» **WORK TO BE COMPLETED**
Across the listing below, count the lines that mention the string "JSON". Reply with the figure only.

[Data listing]
* * * * * * *

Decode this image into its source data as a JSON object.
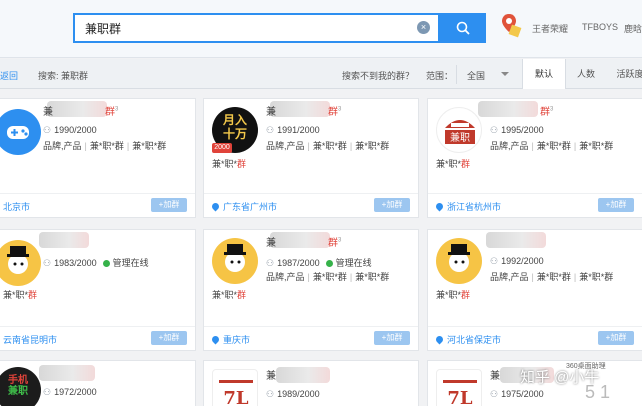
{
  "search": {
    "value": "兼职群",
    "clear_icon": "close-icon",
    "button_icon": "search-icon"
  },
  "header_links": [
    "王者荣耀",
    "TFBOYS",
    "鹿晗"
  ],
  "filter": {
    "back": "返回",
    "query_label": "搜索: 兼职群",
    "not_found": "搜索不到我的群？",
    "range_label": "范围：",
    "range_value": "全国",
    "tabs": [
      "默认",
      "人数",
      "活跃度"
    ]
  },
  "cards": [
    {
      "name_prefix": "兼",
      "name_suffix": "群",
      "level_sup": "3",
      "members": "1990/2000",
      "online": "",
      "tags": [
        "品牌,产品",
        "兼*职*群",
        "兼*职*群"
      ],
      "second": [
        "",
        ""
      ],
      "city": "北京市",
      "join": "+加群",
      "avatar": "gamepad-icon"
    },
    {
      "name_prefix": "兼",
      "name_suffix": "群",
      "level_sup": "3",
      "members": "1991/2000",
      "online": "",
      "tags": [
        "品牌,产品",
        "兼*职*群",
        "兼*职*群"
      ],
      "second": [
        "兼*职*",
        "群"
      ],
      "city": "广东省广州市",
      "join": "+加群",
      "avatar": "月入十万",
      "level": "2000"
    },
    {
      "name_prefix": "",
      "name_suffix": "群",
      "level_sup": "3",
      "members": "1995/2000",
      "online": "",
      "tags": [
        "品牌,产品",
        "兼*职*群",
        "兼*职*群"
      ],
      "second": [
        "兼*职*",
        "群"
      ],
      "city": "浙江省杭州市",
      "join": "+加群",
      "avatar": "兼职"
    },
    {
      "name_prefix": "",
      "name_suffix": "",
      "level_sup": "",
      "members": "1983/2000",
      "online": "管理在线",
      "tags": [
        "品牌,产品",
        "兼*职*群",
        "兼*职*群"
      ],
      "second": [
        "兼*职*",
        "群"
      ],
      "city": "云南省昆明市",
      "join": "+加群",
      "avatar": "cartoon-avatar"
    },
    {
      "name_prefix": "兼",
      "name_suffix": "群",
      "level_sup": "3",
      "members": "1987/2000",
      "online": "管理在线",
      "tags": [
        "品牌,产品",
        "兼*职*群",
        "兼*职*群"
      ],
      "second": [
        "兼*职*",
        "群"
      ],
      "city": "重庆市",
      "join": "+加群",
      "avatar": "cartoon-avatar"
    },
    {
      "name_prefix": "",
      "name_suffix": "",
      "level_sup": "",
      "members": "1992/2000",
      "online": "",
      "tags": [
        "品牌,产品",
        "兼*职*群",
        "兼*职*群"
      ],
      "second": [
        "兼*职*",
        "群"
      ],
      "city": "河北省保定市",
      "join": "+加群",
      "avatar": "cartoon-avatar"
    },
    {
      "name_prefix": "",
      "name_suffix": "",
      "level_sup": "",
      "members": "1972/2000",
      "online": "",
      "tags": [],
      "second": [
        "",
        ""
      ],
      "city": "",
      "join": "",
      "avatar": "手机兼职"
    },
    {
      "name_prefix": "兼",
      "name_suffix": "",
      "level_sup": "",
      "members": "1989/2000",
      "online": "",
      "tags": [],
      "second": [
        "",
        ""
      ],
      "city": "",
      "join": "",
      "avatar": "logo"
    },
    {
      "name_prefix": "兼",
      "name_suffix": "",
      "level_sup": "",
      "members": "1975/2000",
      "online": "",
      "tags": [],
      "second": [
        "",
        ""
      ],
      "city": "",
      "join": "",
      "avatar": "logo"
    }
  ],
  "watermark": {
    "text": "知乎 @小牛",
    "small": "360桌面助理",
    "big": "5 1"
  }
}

* * * * * * *

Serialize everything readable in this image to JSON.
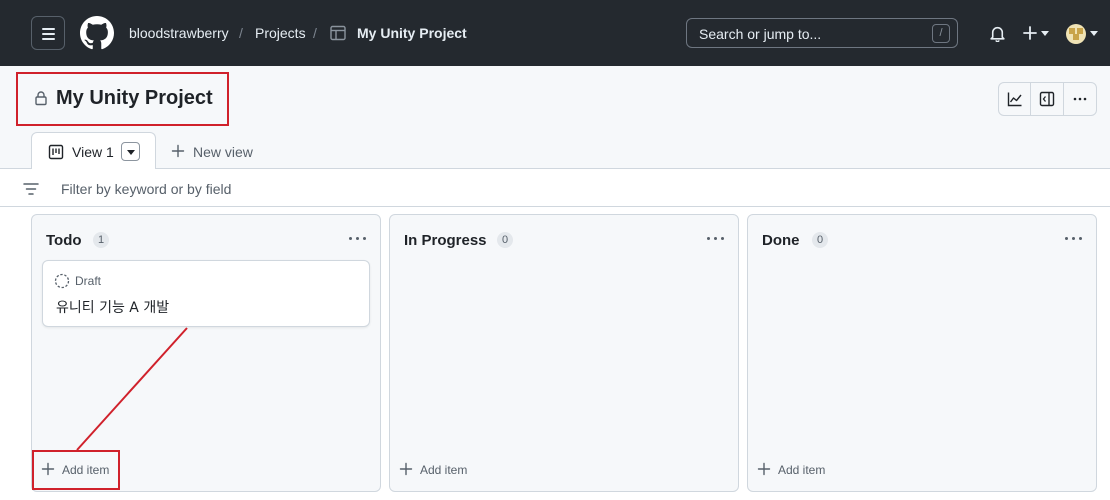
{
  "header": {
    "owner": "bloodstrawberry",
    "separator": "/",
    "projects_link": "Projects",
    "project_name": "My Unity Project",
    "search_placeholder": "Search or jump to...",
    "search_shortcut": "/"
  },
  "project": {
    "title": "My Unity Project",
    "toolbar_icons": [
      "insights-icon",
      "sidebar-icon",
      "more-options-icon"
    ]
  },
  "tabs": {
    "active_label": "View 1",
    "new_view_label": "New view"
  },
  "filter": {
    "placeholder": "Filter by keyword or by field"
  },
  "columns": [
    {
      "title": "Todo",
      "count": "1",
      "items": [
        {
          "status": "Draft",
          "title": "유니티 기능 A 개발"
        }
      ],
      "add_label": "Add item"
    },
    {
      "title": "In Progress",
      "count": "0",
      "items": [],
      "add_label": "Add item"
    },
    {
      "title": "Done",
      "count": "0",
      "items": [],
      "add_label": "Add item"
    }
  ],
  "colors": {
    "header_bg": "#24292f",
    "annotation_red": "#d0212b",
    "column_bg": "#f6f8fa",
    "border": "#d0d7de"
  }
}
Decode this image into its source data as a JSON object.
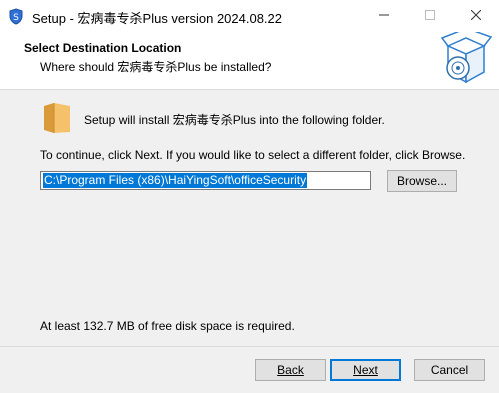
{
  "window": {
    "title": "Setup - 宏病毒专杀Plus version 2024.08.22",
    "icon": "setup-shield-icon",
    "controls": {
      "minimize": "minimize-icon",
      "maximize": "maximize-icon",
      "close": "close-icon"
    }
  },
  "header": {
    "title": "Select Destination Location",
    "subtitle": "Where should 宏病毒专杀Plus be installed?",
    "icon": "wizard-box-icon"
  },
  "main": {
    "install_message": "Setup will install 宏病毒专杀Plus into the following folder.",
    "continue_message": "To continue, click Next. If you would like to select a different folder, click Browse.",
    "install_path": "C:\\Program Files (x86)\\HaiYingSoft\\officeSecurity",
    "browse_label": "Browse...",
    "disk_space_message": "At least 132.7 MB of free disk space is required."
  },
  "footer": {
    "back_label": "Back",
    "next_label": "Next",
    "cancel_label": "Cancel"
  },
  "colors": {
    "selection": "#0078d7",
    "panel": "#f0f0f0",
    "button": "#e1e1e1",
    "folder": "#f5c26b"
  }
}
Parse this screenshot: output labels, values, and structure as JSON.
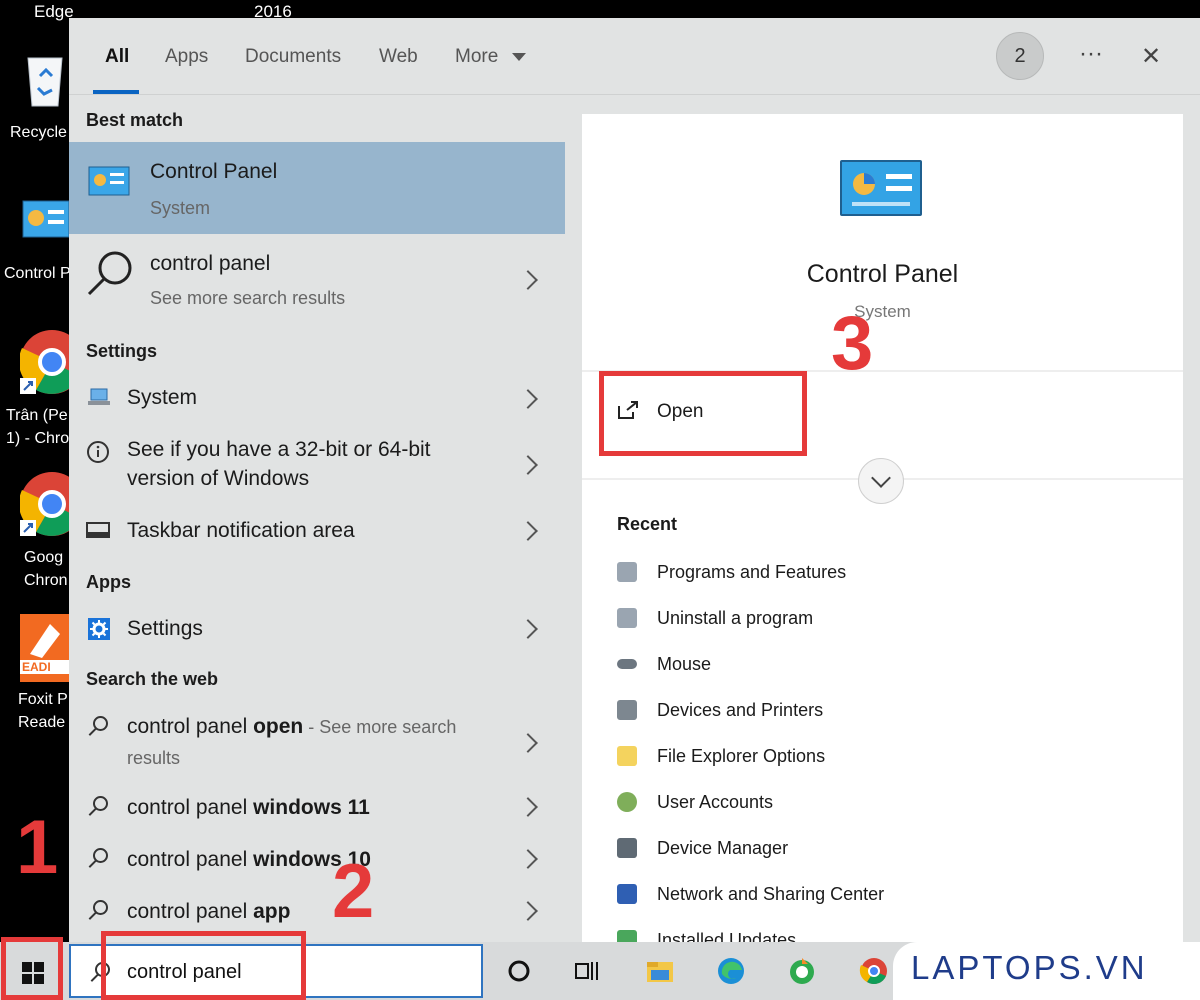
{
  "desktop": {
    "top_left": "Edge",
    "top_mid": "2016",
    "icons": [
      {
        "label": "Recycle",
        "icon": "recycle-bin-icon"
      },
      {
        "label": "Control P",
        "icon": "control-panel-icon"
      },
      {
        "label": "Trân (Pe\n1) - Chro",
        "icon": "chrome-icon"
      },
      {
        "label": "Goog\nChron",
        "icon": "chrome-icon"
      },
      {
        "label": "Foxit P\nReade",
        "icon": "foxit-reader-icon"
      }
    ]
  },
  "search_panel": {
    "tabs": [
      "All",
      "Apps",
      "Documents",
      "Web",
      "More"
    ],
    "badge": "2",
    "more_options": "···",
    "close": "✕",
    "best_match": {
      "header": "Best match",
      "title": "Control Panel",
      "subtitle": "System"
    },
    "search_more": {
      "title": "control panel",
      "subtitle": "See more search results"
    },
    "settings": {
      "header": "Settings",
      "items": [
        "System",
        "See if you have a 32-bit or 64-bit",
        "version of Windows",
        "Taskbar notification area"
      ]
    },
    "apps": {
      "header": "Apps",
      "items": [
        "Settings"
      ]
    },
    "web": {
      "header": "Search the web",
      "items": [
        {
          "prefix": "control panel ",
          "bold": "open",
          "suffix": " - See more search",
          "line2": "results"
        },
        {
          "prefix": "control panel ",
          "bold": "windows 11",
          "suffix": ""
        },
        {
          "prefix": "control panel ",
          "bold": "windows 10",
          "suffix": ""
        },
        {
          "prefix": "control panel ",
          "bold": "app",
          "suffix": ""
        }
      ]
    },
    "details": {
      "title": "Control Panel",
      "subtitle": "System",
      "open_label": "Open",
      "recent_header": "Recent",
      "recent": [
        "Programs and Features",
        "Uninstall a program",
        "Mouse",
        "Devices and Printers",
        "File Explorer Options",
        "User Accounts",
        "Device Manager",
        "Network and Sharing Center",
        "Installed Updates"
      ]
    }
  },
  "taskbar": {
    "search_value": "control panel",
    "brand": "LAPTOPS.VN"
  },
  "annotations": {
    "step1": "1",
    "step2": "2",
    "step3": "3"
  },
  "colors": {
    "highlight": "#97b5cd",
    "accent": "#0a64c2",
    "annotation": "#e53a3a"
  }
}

* * * * * * *

» **RESPONSE TO THIS TASK**
4